→ **Directions**
Copy all lines below containing "species".

Figure contents as structured data
%%

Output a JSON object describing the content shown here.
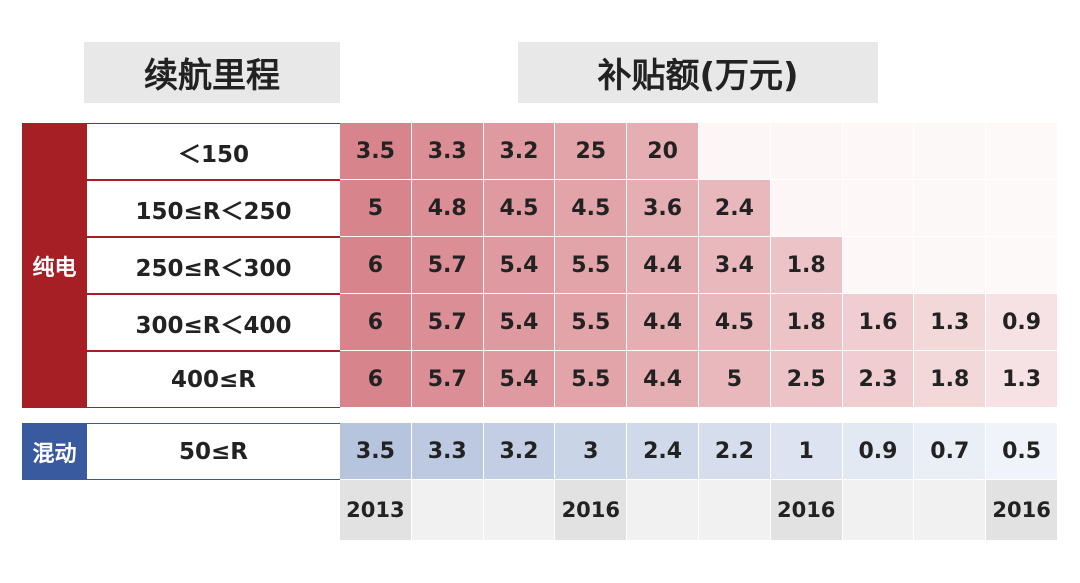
{
  "header": {
    "range_title": "续航里程",
    "subsidy_title": "补贴额(万元)"
  },
  "groups": [
    {
      "label": "纯电",
      "rows": [
        {
          "range": "＜150",
          "values": [
            3.5,
            3.3,
            3.2,
            25,
            20,
            null,
            null,
            null,
            null,
            null
          ]
        },
        {
          "range": "150≤R＜250",
          "values": [
            5,
            4.8,
            4.5,
            4.5,
            3.6,
            2.4,
            null,
            null,
            null,
            null
          ]
        },
        {
          "range": "250≤R＜300",
          "values": [
            6,
            5.7,
            5.4,
            5.5,
            4.4,
            3.4,
            1.8,
            null,
            null,
            null
          ]
        },
        {
          "range": "300≤R＜400",
          "values": [
            6,
            5.7,
            5.4,
            5.5,
            4.4,
            4.5,
            1.8,
            1.6,
            1.3,
            0.9
          ]
        },
        {
          "range": "400≤R",
          "values": [
            6,
            5.7,
            5.4,
            5.5,
            4.4,
            5,
            2.5,
            2.3,
            1.8,
            1.3
          ]
        }
      ]
    },
    {
      "label": "混动",
      "rows": [
        {
          "range": "50≤R",
          "values": [
            3.5,
            3.3,
            3.2,
            3,
            2.4,
            2.2,
            1,
            0.9,
            0.7,
            0.5
          ]
        }
      ]
    }
  ],
  "years": [
    "2013",
    null,
    null,
    "2016",
    null,
    null,
    "2016",
    null,
    null,
    "2016"
  ]
}
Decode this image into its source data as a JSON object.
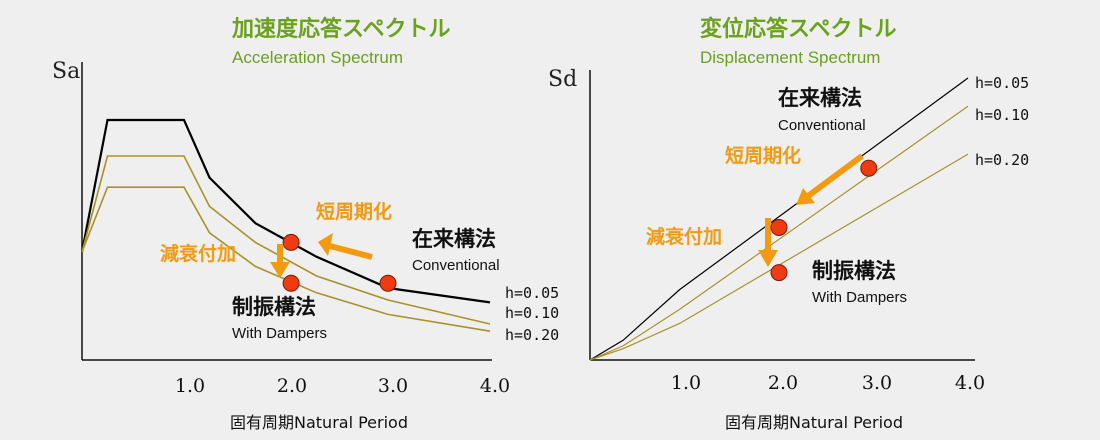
{
  "colors": {
    "background": "#efefef",
    "title": "#6aa11d",
    "arrow": "#f39a10",
    "point": "#ee3b12",
    "line_h005": "#000000",
    "line_other": "#a8922a"
  },
  "chart_data": [
    {
      "type": "line",
      "title": "加速度応答スペクトル",
      "subtitle": "Acceleration Spectrum",
      "ylabel": "Sa",
      "xlabel": "固有周期Natural Period",
      "xticks": [
        "1.0",
        "2.0",
        "3.0",
        "4.0"
      ],
      "xlim": [
        0,
        4.0
      ],
      "ylim": [
        0,
        1.05
      ],
      "series": [
        {
          "name": "h=0.05",
          "x": [
            0,
            0.25,
            1.0,
            1.25,
            1.7,
            2.3,
            3.0,
            4.0
          ],
          "y": [
            0.45,
            1.0,
            1.0,
            0.76,
            0.57,
            0.43,
            0.3,
            0.24
          ]
        },
        {
          "name": "h=0.10",
          "x": [
            0,
            0.25,
            1.0,
            1.25,
            1.7,
            2.3,
            3.0,
            4.0
          ],
          "y": [
            0.45,
            0.85,
            0.85,
            0.64,
            0.49,
            0.35,
            0.25,
            0.15
          ]
        },
        {
          "name": "h=0.20",
          "x": [
            0,
            0.25,
            1.0,
            1.25,
            1.7,
            2.3,
            3.0,
            4.0
          ],
          "y": [
            0.45,
            0.72,
            0.72,
            0.53,
            0.39,
            0.28,
            0.19,
            0.12
          ]
        }
      ],
      "points": [
        {
          "role": "conventional",
          "x": 3.0,
          "y": 0.32
        },
        {
          "role": "short_period",
          "x": 2.05,
          "y": 0.49
        },
        {
          "role": "damped",
          "x": 2.05,
          "y": 0.32
        }
      ],
      "annotations": {
        "short_period": "短周期化",
        "added_damping": "減衰付加",
        "conventional_ja": "在来構法",
        "conventional_en": "Conventional",
        "damped_ja": "制振構法",
        "damped_en": "With Dampers"
      }
    },
    {
      "type": "line",
      "title": "変位応答スペクトル",
      "subtitle": "Displacement Spectrum",
      "ylabel": "Sd",
      "xlabel": "固有周期Natural Period",
      "xticks": [
        "1.0",
        "2.0",
        "3.0",
        "4.0"
      ],
      "xlim": [
        0,
        4.0
      ],
      "ylim": [
        0,
        1.0
      ],
      "series": [
        {
          "name": "h=0.05",
          "x": [
            0,
            0.35,
            0.95,
            4.0
          ],
          "y": [
            0,
            0.07,
            0.25,
            1.0
          ]
        },
        {
          "name": "h=0.10",
          "x": [
            0,
            0.35,
            0.95,
            4.0
          ],
          "y": [
            0,
            0.05,
            0.18,
            0.9
          ]
        },
        {
          "name": "h=0.20",
          "x": [
            0,
            0.35,
            0.95,
            4.0
          ],
          "y": [
            0,
            0.04,
            0.13,
            0.73
          ]
        }
      ],
      "points": [
        {
          "role": "conventional",
          "x": 2.95,
          "y": 0.68
        },
        {
          "role": "short_period",
          "x": 2.0,
          "y": 0.47
        },
        {
          "role": "damped",
          "x": 2.0,
          "y": 0.31
        }
      ],
      "annotations": {
        "short_period": "短周期化",
        "added_damping": "減衰付加",
        "conventional_ja": "在来構法",
        "conventional_en": "Conventional",
        "damped_ja": "制振構法",
        "damped_en": "With Dampers"
      }
    }
  ]
}
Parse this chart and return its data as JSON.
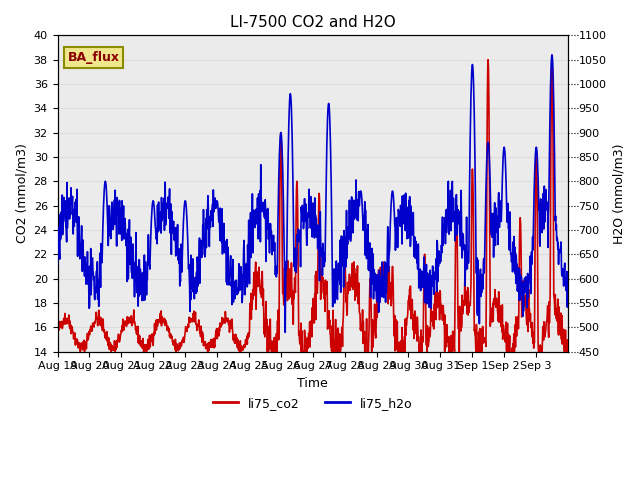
{
  "title": "LI-7500 CO2 and H2O",
  "xlabel": "Time",
  "ylabel_left": "CO2 (mmol/m3)",
  "ylabel_right": "H2O (mmol/m3)",
  "co2_color": "#cc0000",
  "h2o_color": "#0000cc",
  "ylim_left": [
    14,
    40
  ],
  "ylim_right": [
    450,
    1100
  ],
  "yticks_left": [
    14,
    16,
    18,
    20,
    22,
    24,
    26,
    28,
    30,
    32,
    34,
    36,
    38,
    40
  ],
  "yticks_right": [
    450,
    500,
    550,
    600,
    650,
    700,
    750,
    800,
    850,
    900,
    950,
    1000,
    1050,
    1100
  ],
  "xtick_labels": [
    "Aug 19",
    "Aug 20",
    "Aug 21",
    "Aug 22",
    "Aug 23",
    "Aug 24",
    "Aug 25",
    "Aug 26",
    "Aug 27",
    "Aug 28",
    "Aug 29",
    "Aug 30",
    "Aug 31",
    "Sep 1",
    "Sep 2",
    "Sep 3"
  ],
  "legend_labels": [
    "li75_co2",
    "li75_h2o"
  ],
  "annotation_text": "BA_flux",
  "bg_color": "#ffffff",
  "grid_color": "#dddddd",
  "line_width": 1.2,
  "num_points": 1400
}
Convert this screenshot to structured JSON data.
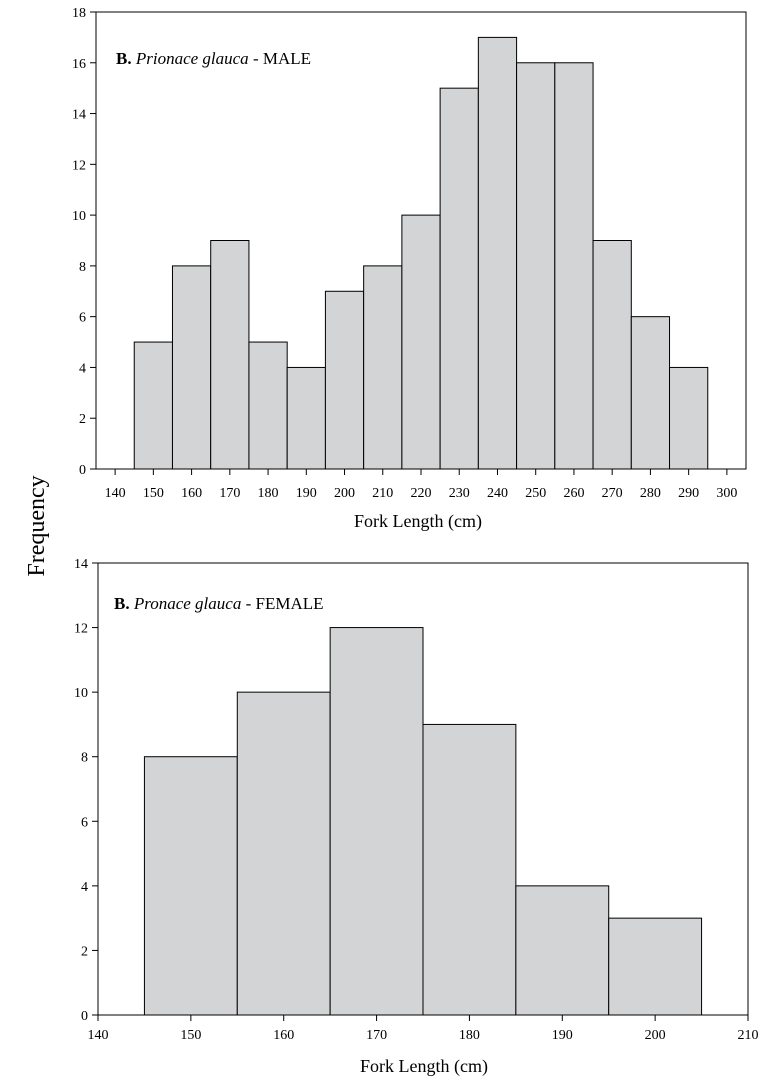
{
  "figure": {
    "ylabel": "Frequency"
  },
  "chart_data": [
    {
      "type": "bar",
      "panel": {
        "letter": "B.",
        "species": "Prionace glauca",
        "sex": "MALE"
      },
      "bin_width": 10,
      "categories": [
        150,
        160,
        170,
        180,
        190,
        200,
        210,
        220,
        230,
        240,
        250,
        260,
        270,
        280,
        290
      ],
      "values": [
        5,
        8,
        9,
        5,
        4,
        7,
        8,
        10,
        15,
        17,
        16,
        16,
        9,
        6,
        4
      ],
      "xticks": [
        140,
        150,
        160,
        170,
        180,
        190,
        200,
        210,
        220,
        230,
        240,
        250,
        260,
        270,
        280,
        290,
        300
      ],
      "yticks": [
        0,
        2,
        4,
        6,
        8,
        10,
        12,
        14,
        16,
        18
      ],
      "xlim": [
        135,
        305
      ],
      "ylim": [
        0,
        18
      ],
      "xlabel": "Fork Length (cm)",
      "bar_color": "#d3d4d6"
    },
    {
      "type": "bar",
      "panel": {
        "letter": "B.",
        "species": "Pronace glauca",
        "sex": "FEMALE"
      },
      "bin_width": 10,
      "categories": [
        150,
        160,
        170,
        180,
        190,
        200
      ],
      "values": [
        8,
        10,
        12,
        9,
        4,
        3
      ],
      "xticks": [
        140,
        150,
        160,
        170,
        180,
        190,
        200,
        210
      ],
      "yticks": [
        0,
        2,
        4,
        6,
        8,
        10,
        12,
        14
      ],
      "xlim": [
        140,
        210
      ],
      "ylim": [
        0,
        14
      ],
      "xlabel": "Fork Length (cm)",
      "bar_color": "#d3d4d6"
    }
  ]
}
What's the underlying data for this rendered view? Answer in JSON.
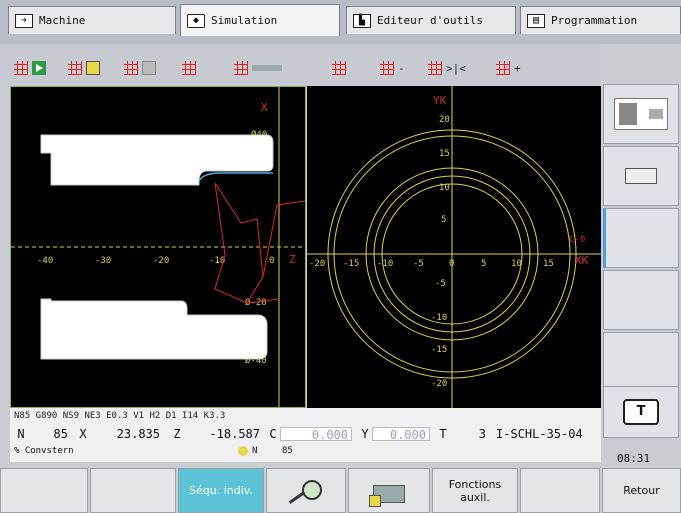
{
  "tabs": [
    {
      "label": "Machine",
      "icon": "arrow-right-icon"
    },
    {
      "label": "Simulation",
      "icon": "diamond-arrow-icon"
    },
    {
      "label": "Editeur d'outils",
      "icon": "tool-icon"
    },
    {
      "label": "Programmation",
      "icon": "program-icon"
    }
  ],
  "toolbar": {
    "minus": "-",
    "step": ">|<",
    "plus": "+"
  },
  "left_view": {
    "axis_x": "X",
    "axis_z": "Z",
    "x_ticks": [
      "-40",
      "-30",
      "-20",
      "-10",
      "0"
    ],
    "y_ticks": [
      "Ø40",
      "Ø-20",
      "Ø-40"
    ]
  },
  "right_view": {
    "axis_y": "YK",
    "axis_x": "XK",
    "x_ticks": [
      "-20",
      "-15",
      "-10",
      "-5",
      "0",
      "5",
      "10",
      "15"
    ],
    "y_ticks": [
      "20",
      "15",
      "10",
      "5",
      "-5",
      "-10",
      "-15",
      "-20"
    ],
    "c_label": "C-0"
  },
  "status": {
    "nc_line": "N85 G890 NS9 NE3 E0.3 V1 H2 D1 I14 K3.3",
    "n_label": "N",
    "n_value": "85",
    "x_label": "X",
    "x_value": "23.835",
    "z_label": "Z",
    "z_value": "-18.587",
    "c_label": "C",
    "c_value": "0.000",
    "y_label": "Y",
    "y_value": "0.000",
    "t_label": "T",
    "t_value": "3",
    "tool_name": "I-SCHL-35-04",
    "comment": "% Convstern",
    "n2": "N",
    "n2_value": "85"
  },
  "clock": "08:31",
  "bottom": {
    "sequ": "Séqu. indiv.",
    "fonctions": "Fonctions auxil.",
    "retour": "Retour"
  },
  "colors": {
    "contour": "#ffffff",
    "path": "#d42a2a",
    "circles": "#e3cf4a",
    "axes": "#e3cf4a",
    "highlight": "#5cc2d6",
    "frame": "#8ab34a"
  }
}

%%

→ **Response for this exercise**
        "species": "Prionace glauca",
        "species": "Pronace glauca",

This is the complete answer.